== EXTRACTED ENTRIES ==

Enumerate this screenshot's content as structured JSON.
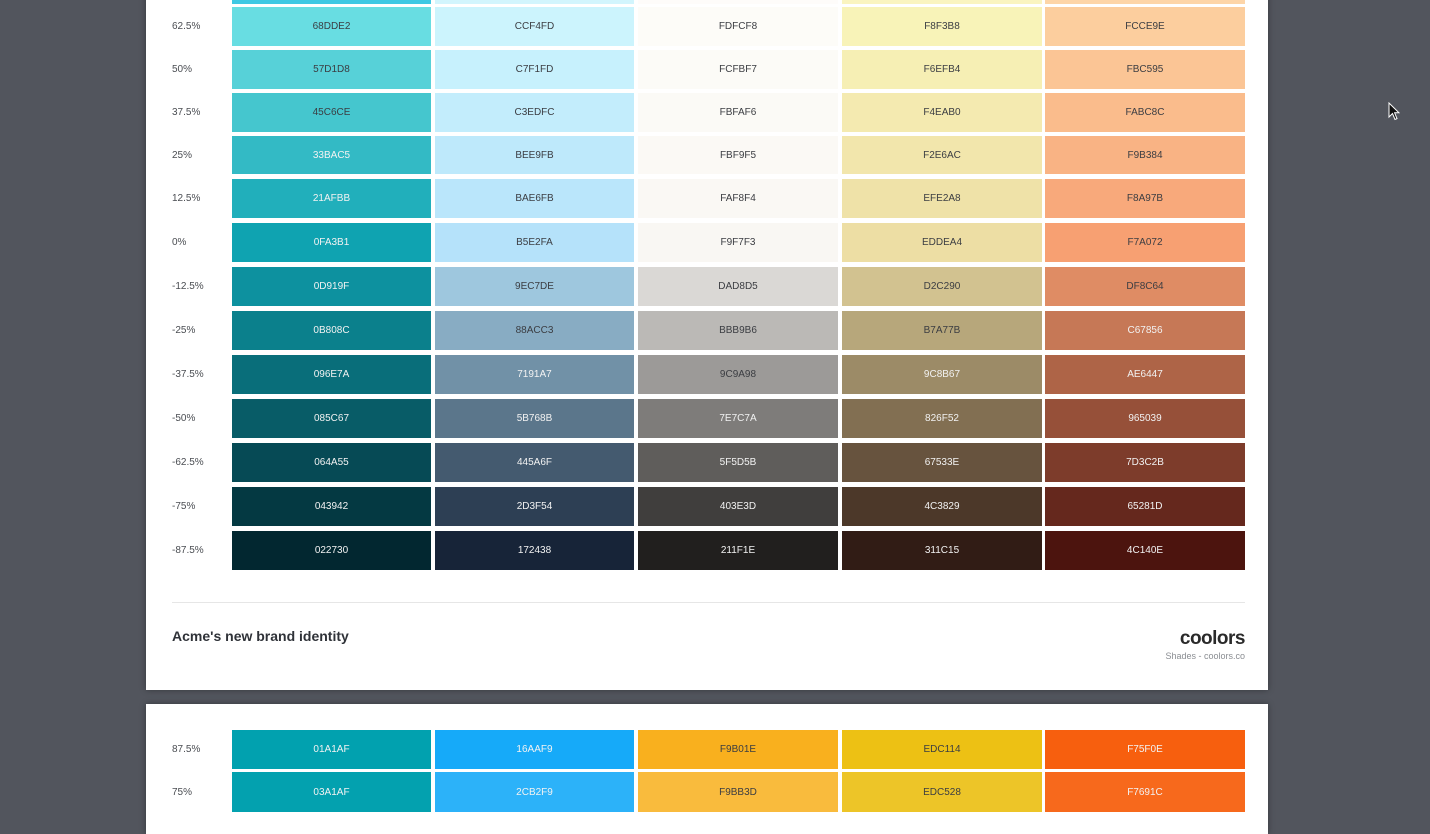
{
  "page1": {
    "rows": [
      {
        "pct": "",
        "colors": [
          "3FC8E3",
          "D2F5FD",
          "FEFCFA",
          "FAF4C0",
          "FDD5A8"
        ],
        "labels": [
          "",
          "",
          "",
          "",
          ""
        ]
      },
      {
        "pct": "62.5%",
        "colors": [
          "68DDE2",
          "CCF4FD",
          "FDFCF8",
          "F8F3B8",
          "FCCE9E"
        ],
        "labels": [
          "68DDE2",
          "CCF4FD",
          "FDFCF8",
          "F8F3B8",
          "FCCE9E"
        ]
      },
      {
        "pct": "50%",
        "colors": [
          "57D1D8",
          "C7F1FD",
          "FCFBF7",
          "F6EFB4",
          "FBC595"
        ],
        "labels": [
          "57D1D8",
          "C7F1FD",
          "FCFBF7",
          "F6EFB4",
          "FBC595"
        ]
      },
      {
        "pct": "37.5%",
        "colors": [
          "45C6CE",
          "C3EDFC",
          "FBFAF6",
          "F4EAB0",
          "FABC8C"
        ],
        "labels": [
          "45C6CE",
          "C3EDFC",
          "FBFAF6",
          "F4EAB0",
          "FABC8C"
        ]
      },
      {
        "pct": "25%",
        "colors": [
          "33BAC5",
          "BEE9FB",
          "FBF9F5",
          "F2E6AC",
          "F9B384"
        ],
        "labels": [
          "33BAC5",
          "BEE9FB",
          "FBF9F5",
          "F2E6AC",
          "F9B384"
        ]
      },
      {
        "pct": "12.5%",
        "colors": [
          "21AFBB",
          "BAE6FB",
          "FAF8F4",
          "EFE2A8",
          "F8A97B"
        ],
        "labels": [
          "21AFBB",
          "BAE6FB",
          "FAF8F4",
          "EFE2A8",
          "F8A97B"
        ]
      },
      {
        "pct": "0%",
        "colors": [
          "0FA3B1",
          "B5E2FA",
          "F9F7F3",
          "EDDEA4",
          "F7A072"
        ],
        "labels": [
          "0FA3B1",
          "B5E2FA",
          "F9F7F3",
          "EDDEA4",
          "F7A072"
        ]
      },
      {
        "pct": "-12.5%",
        "colors": [
          "0D919F",
          "9EC7DE",
          "DAD8D5",
          "D2C290",
          "DF8C64"
        ],
        "labels": [
          "0D919F",
          "9EC7DE",
          "DAD8D5",
          "D2C290",
          "DF8C64"
        ]
      },
      {
        "pct": "-25%",
        "colors": [
          "0B808C",
          "88ACC3",
          "BBB9B6",
          "B7A77B",
          "C67856"
        ],
        "labels": [
          "0B808C",
          "88ACC3",
          "BBB9B6",
          "B7A77B",
          "C67856"
        ]
      },
      {
        "pct": "-37.5%",
        "colors": [
          "096E7A",
          "7191A7",
          "9C9A98",
          "9C8B67",
          "AE6447"
        ],
        "labels": [
          "096E7A",
          "7191A7",
          "9C9A98",
          "9C8B67",
          "AE6447"
        ]
      },
      {
        "pct": "-50%",
        "colors": [
          "085C67",
          "5B768B",
          "7E7C7A",
          "826F52",
          "965039"
        ],
        "labels": [
          "085C67",
          "5B768B",
          "7E7C7A",
          "826F52",
          "965039"
        ]
      },
      {
        "pct": "-62.5%",
        "colors": [
          "064A55",
          "445A6F",
          "5F5D5B",
          "67533E",
          "7D3C2B"
        ],
        "labels": [
          "064A55",
          "445A6F",
          "5F5D5B",
          "67533E",
          "7D3C2B"
        ]
      },
      {
        "pct": "-75%",
        "colors": [
          "043942",
          "2D3F54",
          "403E3D",
          "4C3829",
          "65281D"
        ],
        "labels": [
          "043942",
          "2D3F54",
          "403E3D",
          "4C3829",
          "65281D"
        ]
      },
      {
        "pct": "-87.5%",
        "colors": [
          "022730",
          "172438",
          "211F1E",
          "311C15",
          "4C140E"
        ],
        "labels": [
          "022730",
          "172438",
          "211F1E",
          "311C15",
          "4C140E"
        ]
      }
    ],
    "title": "Acme's new brand identity",
    "logo": "coolors",
    "logo_sub": "Shades - coolors.co"
  },
  "page2": {
    "rows": [
      {
        "pct": "87.5%",
        "colors": [
          "01A1AF",
          "16AAF9",
          "F9B01E",
          "EDC114",
          "F75F0E"
        ],
        "labels": [
          "01A1AF",
          "16AAF9",
          "F9B01E",
          "EDC114",
          "F75F0E"
        ]
      },
      {
        "pct": "75%",
        "colors": [
          "03A1AF",
          "2CB2F9",
          "F9BB3D",
          "EDC528",
          "F7691C"
        ],
        "labels": [
          "03A1AF",
          "2CB2F9",
          "F9BB3D",
          "EDC528",
          "F7691C"
        ]
      }
    ]
  }
}
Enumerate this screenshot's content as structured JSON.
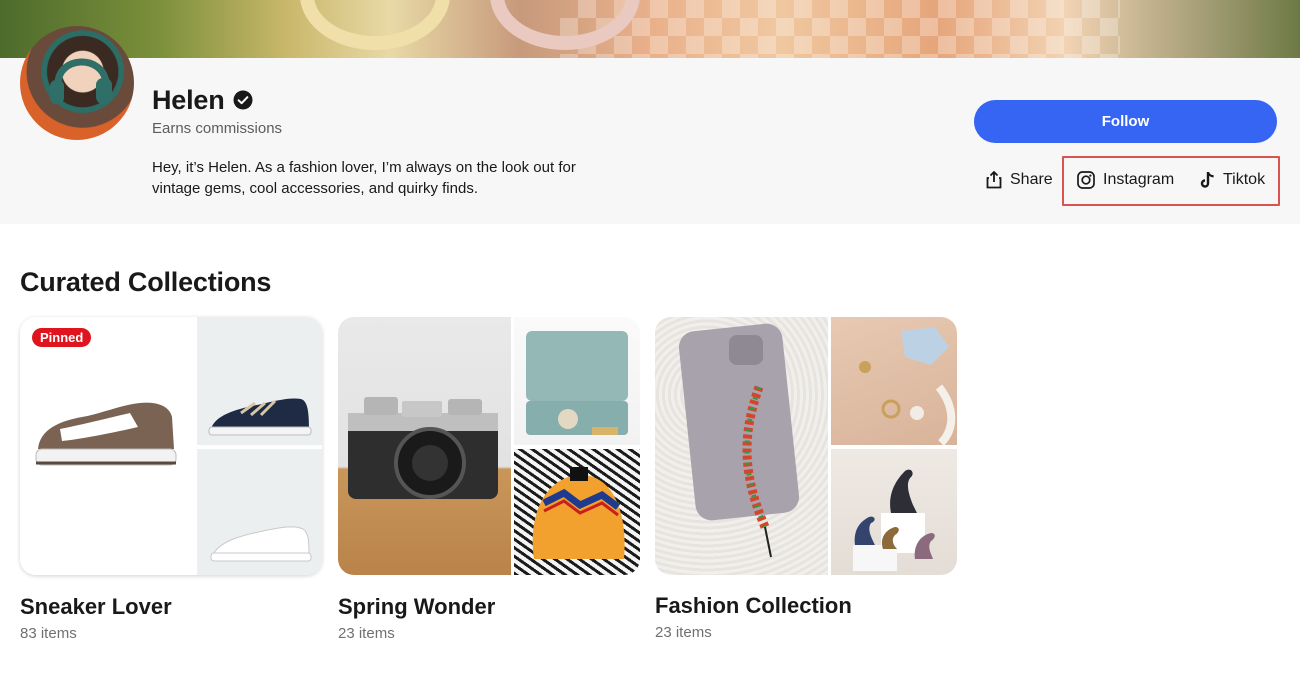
{
  "profile": {
    "name": "Helen",
    "subtitle": "Earns commissions",
    "bio": "Hey, it’s Helen. As a fashion lover, I’m always on the look out for vintage gems, cool accessories, and quirky finds.",
    "verified_icon": "verified-badge-icon"
  },
  "actions": {
    "follow_label": "Follow",
    "share_label": "Share",
    "instagram_label": "Instagram",
    "tiktok_label": "Tiktok"
  },
  "collections_section": {
    "title": "Curated Collections"
  },
  "collections": [
    {
      "title": "Sneaker Lover",
      "count": "83 items",
      "badge": "Pinned"
    },
    {
      "title": "Spring Wonder",
      "count": "23 items"
    },
    {
      "title": "Fashion Collection",
      "count": "23 items"
    }
  ],
  "colors": {
    "accent": "#3665f3",
    "pinned_badge": "#e0141e",
    "highlight_box": "#d9534f",
    "header_bg": "#f7f7f7"
  }
}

===

**AIM**:
Omit every picture while copying the listing above exactly.

**EXERCISE ANSWER**:
Enumerate this screenshot's content as structured JSON.
{
  "page1": {
    "rows": [
      {
        "pct": "",
        "colors": [
          "3FC8E3",
          "D2F5FD",
          "FEFCFA",
          "FAF4C0",
          "FDD5A8"
        ],
        "labels": [
          "",
          "",
          "",
          "",
          ""
        ]
      },
      {
        "pct": "62.5%",
        "colors": [
          "68DDE2",
          "CCF4FD",
          "FDFCF8",
          "F8F3B8",
          "FCCE9E"
        ],
        "labels": [
          "68DDE2",
          "CCF4FD",
          "FDFCF8",
          "F8F3B8",
          "FCCE9E"
        ]
      },
      {
        "pct": "50%",
        "colors": [
          "57D1D8",
          "C7F1FD",
          "FCFBF7",
          "F6EFB4",
          "FBC595"
        ],
        "labels": [
          "57D1D8",
          "C7F1FD",
          "FCFBF7",
          "F6EFB4",
          "FBC595"
        ]
      },
      {
        "pct": "37.5%",
        "colors": [
          "45C6CE",
          "C3EDFC",
          "FBFAF6",
          "F4EAB0",
          "FABC8C"
        ],
        "labels": [
          "45C6CE",
          "C3EDFC",
          "FBFAF6",
          "F4EAB0",
          "FABC8C"
        ]
      },
      {
        "pct": "25%",
        "colors": [
          "33BAC5",
          "BEE9FB",
          "FBF9F5",
          "F2E6AC",
          "F9B384"
        ],
        "labels": [
          "33BAC5",
          "BEE9FB",
          "FBF9F5",
          "F2E6AC",
          "F9B384"
        ]
      },
      {
        "pct": "12.5%",
        "colors": [
          "21AFBB",
          "BAE6FB",
          "FAF8F4",
          "EFE2A8",
          "F8A97B"
        ],
        "labels": [
          "21AFBB",
          "BAE6FB",
          "FAF8F4",
          "EFE2A8",
          "F8A97B"
        ]
      },
      {
        "pct": "0%",
        "colors": [
          "0FA3B1",
          "B5E2FA",
          "F9F7F3",
          "EDDEA4",
          "F7A072"
        ],
        "labels": [
          "0FA3B1",
          "B5E2FA",
          "F9F7F3",
          "EDDEA4",
          "F7A072"
        ]
      },
      {
        "pct": "-12.5%",
        "colors": [
          "0D919F",
          "9EC7DE",
          "DAD8D5",
          "D2C290",
          "DF8C64"
        ],
        "labels": [
          "0D919F",
          "9EC7DE",
          "DAD8D5",
          "D2C290",
          "DF8C64"
        ]
      },
      {
        "pct": "-25%",
        "colors": [
          "0B808C",
          "88ACC3",
          "BBB9B6",
          "B7A77B",
          "C67856"
        ],
        "labels": [
          "0B808C",
          "88ACC3",
          "BBB9B6",
          "B7A77B",
          "C67856"
        ]
      },
      {
        "pct": "-37.5%",
        "colors": [
          "096E7A",
          "7191A7",
          "9C9A98",
          "9C8B67",
          "AE6447"
        ],
        "labels": [
          "096E7A",
          "7191A7",
          "9C9A98",
          "9C8B67",
          "AE6447"
        ]
      },
      {
        "pct": "-50%",
        "colors": [
          "085C67",
          "5B768B",
          "7E7C7A",
          "826F52",
          "965039"
        ],
        "labels": [
          "085C67",
          "5B768B",
          "7E7C7A",
          "826F52",
          "965039"
        ]
      },
      {
        "pct": "-62.5%",
        "colors": [
          "064A55",
          "445A6F",
          "5F5D5B",
          "67533E",
          "7D3C2B"
        ],
        "labels": [
          "064A55",
          "445A6F",
          "5F5D5B",
          "67533E",
          "7D3C2B"
        ]
      },
      {
        "pct": "-75%",
        "colors": [
          "043942",
          "2D3F54",
          "403E3D",
          "4C3829",
          "65281D"
        ],
        "labels": [
          "043942",
          "2D3F54",
          "403E3D",
          "4C3829",
          "65281D"
        ]
      },
      {
        "pct": "-87.5%",
        "colors": [
          "022730",
          "172438",
          "211F1E",
          "311C15",
          "4C140E"
        ],
        "labels": [
          "022730",
          "172438",
          "211F1E",
          "311C15",
          "4C140E"
        ]
      }
    ],
    "title": "Acme's new brand identity",
    "logo": "coolors",
    "logo_sub": "Shades - coolors.co"
  },
  "page2": {
    "rows": [
      {
        "pct": "87.5%",
        "colors": [
          "01A1AF",
          "16AAF9",
          "F9B01E",
          "EDC114",
          "F75F0E"
        ],
        "labels": [
          "01A1AF",
          "16AAF9",
          "F9B01E",
          "EDC114",
          "F75F0E"
        ]
      },
      {
        "pct": "75%",
        "colors": [
          "03A1AF",
          "2CB2F9",
          "F9BB3D",
          "EDC528",
          "F7691C"
        ],
        "labels": [
          "03A1AF",
          "2CB2F9",
          "F9BB3D",
          "EDC528",
          "F7691C"
        ]
      }
    ]
  }
}
Enumerate this screenshot's content as structured JSON.
{
  "profile": {
    "name": "Helen",
    "subtitle": "Earns commissions",
    "bio": "Hey, it’s Helen. As a fashion lover, I’m always on the look out for vintage gems, cool accessories, and quirky finds.",
    "verified_icon": "verified-badge-icon"
  },
  "actions": {
    "follow_label": "Follow",
    "share_label": "Share",
    "instagram_label": "Instagram",
    "tiktok_label": "Tiktok"
  },
  "collections_section": {
    "title": "Curated Collections"
  },
  "collections": [
    {
      "title": "Sneaker Lover",
      "count": "83 items",
      "badge": "Pinned"
    },
    {
      "title": "Spring Wonder",
      "count": "23 items"
    },
    {
      "title": "Fashion Collection",
      "count": "23 items"
    }
  ],
  "colors": {
    "accent": "#3665f3",
    "pinned_badge": "#e0141e",
    "highlight_box": "#d9534f",
    "header_bg": "#f7f7f7"
  }
}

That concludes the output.